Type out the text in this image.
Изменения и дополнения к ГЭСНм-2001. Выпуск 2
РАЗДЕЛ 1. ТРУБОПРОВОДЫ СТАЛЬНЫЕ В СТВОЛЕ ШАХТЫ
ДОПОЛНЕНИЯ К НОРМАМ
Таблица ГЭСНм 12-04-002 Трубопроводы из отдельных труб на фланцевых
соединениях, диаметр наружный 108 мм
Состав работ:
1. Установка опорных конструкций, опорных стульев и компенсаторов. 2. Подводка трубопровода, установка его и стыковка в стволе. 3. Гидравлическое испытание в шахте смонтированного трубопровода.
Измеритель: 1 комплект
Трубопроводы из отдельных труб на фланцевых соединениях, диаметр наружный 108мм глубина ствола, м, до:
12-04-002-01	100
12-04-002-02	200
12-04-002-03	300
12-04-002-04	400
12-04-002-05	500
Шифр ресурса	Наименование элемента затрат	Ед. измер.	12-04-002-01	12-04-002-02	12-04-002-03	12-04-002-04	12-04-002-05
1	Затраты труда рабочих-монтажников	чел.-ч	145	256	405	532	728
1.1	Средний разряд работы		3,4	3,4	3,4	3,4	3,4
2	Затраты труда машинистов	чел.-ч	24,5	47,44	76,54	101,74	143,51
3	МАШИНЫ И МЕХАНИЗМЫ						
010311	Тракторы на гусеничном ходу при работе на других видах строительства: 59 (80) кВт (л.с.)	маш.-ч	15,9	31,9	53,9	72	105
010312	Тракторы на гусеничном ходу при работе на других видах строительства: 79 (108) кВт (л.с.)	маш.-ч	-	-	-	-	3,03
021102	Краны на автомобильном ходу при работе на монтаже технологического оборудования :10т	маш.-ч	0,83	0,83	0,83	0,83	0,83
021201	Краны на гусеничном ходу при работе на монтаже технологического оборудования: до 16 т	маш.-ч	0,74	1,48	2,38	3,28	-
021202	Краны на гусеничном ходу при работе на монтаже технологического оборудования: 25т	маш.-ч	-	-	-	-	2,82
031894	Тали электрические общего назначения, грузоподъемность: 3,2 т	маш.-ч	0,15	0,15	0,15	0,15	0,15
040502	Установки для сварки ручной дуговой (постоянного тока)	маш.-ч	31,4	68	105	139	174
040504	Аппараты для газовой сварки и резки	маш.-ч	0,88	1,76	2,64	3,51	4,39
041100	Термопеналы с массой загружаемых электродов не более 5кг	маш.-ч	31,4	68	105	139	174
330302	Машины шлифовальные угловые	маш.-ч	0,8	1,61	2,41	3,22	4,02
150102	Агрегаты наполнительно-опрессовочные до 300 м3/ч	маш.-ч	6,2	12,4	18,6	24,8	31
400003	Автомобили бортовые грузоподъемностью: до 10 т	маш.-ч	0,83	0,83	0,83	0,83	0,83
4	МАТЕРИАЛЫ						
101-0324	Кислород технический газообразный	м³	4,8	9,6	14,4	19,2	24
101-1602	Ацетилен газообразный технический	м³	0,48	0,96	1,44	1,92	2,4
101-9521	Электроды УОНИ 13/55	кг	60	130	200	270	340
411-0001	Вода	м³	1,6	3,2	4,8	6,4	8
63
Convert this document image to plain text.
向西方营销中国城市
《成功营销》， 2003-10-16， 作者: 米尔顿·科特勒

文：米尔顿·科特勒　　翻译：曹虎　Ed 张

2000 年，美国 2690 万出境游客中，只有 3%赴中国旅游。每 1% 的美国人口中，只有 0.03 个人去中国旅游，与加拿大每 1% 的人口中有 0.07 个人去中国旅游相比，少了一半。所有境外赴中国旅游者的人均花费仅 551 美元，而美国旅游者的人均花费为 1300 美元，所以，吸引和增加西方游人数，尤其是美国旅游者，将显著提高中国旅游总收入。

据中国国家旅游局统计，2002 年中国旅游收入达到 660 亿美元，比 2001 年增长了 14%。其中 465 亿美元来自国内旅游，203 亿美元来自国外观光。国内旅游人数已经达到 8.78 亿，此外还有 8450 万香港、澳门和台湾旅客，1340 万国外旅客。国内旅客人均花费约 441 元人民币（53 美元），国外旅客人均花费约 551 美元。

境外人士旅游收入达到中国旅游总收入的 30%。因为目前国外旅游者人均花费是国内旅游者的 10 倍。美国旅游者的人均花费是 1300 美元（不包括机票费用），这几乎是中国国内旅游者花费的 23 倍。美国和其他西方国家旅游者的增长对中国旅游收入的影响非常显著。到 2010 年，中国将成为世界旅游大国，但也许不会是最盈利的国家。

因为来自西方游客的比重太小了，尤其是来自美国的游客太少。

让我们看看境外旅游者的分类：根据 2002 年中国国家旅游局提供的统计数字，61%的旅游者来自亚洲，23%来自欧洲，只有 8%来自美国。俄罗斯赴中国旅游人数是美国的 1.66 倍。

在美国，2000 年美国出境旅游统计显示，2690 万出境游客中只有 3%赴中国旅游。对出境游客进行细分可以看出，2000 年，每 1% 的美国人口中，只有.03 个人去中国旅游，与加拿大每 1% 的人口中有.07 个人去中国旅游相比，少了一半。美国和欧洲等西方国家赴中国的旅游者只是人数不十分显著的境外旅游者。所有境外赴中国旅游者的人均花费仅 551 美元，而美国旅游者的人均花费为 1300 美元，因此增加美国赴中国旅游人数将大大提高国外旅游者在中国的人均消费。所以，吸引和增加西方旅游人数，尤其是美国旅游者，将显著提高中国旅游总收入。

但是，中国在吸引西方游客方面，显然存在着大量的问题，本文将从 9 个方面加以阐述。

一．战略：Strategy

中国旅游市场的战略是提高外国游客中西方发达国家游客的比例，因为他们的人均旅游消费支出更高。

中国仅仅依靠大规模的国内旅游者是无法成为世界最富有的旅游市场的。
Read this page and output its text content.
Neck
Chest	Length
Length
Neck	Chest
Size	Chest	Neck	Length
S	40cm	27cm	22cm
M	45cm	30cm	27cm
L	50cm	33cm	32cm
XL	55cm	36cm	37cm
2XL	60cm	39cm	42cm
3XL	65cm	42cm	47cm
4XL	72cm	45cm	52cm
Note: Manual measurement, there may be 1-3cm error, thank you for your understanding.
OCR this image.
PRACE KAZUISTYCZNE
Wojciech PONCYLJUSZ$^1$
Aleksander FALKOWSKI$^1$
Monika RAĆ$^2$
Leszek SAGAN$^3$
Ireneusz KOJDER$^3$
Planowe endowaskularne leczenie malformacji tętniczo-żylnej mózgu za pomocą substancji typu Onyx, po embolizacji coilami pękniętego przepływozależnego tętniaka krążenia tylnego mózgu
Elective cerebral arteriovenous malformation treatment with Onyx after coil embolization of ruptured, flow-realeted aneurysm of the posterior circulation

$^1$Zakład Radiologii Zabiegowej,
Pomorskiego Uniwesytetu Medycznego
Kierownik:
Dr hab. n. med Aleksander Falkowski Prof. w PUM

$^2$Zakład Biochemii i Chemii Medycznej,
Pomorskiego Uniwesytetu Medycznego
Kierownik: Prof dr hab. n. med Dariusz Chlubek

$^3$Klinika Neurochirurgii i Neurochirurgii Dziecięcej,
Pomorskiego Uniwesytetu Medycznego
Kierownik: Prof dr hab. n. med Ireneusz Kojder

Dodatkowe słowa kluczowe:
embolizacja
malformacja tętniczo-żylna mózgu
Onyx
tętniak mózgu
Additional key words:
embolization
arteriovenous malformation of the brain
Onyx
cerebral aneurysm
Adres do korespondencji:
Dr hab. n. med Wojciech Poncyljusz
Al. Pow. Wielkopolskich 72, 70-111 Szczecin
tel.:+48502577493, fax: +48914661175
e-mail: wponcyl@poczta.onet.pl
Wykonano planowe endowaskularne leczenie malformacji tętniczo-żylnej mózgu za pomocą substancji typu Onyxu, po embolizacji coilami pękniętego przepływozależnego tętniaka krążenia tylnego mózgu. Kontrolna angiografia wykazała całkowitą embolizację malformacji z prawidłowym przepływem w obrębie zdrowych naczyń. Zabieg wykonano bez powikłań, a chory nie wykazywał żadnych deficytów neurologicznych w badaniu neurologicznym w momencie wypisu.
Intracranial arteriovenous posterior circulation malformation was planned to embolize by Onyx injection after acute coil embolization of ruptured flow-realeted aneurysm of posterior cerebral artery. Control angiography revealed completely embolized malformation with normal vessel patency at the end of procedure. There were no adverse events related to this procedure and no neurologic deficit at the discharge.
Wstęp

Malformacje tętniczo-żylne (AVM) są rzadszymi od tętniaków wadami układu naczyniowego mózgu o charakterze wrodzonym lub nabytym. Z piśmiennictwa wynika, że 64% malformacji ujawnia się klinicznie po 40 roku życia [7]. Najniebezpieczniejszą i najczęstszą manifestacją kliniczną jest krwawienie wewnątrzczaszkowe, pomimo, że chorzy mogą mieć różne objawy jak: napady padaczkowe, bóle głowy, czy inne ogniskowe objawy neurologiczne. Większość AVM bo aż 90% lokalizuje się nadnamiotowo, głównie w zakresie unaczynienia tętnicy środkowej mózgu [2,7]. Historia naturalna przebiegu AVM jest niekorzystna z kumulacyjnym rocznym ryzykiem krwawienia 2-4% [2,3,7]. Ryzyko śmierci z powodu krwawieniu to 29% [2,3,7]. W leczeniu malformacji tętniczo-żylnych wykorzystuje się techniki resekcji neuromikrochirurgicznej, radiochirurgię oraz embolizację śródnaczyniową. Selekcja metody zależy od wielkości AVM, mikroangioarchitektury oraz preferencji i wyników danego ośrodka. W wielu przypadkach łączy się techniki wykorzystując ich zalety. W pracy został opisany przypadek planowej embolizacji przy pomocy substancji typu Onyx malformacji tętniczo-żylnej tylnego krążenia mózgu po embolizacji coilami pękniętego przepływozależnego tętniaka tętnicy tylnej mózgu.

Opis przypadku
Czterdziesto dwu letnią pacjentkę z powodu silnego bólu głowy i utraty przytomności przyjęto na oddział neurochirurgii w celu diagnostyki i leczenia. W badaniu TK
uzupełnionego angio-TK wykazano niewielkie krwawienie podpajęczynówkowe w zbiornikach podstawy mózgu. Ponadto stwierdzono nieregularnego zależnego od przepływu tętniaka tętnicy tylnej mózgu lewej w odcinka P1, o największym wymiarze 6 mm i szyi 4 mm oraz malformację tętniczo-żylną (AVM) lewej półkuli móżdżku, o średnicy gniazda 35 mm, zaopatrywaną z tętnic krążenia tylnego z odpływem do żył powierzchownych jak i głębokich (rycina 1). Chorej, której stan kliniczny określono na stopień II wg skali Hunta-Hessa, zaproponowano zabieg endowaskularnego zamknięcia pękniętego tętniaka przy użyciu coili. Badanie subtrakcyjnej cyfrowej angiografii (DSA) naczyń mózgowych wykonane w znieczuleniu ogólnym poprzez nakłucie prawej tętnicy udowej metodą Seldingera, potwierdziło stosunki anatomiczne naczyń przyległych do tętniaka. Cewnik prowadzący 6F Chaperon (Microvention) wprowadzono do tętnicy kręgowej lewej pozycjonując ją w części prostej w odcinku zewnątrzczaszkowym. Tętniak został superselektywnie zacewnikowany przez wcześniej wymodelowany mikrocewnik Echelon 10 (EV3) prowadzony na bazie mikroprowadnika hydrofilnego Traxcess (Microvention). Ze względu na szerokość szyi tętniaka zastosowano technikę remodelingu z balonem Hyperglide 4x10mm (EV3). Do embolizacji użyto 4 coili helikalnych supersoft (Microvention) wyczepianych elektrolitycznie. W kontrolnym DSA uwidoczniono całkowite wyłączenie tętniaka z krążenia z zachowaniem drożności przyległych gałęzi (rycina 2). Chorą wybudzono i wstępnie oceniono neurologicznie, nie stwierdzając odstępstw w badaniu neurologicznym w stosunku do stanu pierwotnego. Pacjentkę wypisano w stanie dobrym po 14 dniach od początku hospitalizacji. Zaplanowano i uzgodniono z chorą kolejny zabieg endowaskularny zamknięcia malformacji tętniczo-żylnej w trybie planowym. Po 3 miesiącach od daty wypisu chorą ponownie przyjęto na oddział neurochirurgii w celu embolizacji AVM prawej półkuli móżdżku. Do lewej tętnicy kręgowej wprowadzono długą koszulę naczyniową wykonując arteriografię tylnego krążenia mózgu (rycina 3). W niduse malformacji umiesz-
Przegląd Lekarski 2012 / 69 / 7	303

--------------------------------------------------

▶ **WHAT TO PRODUCE**
Collect, from the material above, every line containing the word "технологического".

▶ **FINISHED EXERCISE**
021102	Краны на автомобильном ходу при работе на монтаже технологического оборудования :10т	маш.-ч	0,83	0,83	0,83	0,83	0,83
021201	Краны на гусеничном ходу при работе на монтаже технологического оборудования: до 16 т	маш.-ч	0,74	1,48	2,38	3,28	-
021202	Краны на гусеничном ходу при работе на монтаже технологического оборудования: 25т	маш.-ч	-	-	-	-	2,82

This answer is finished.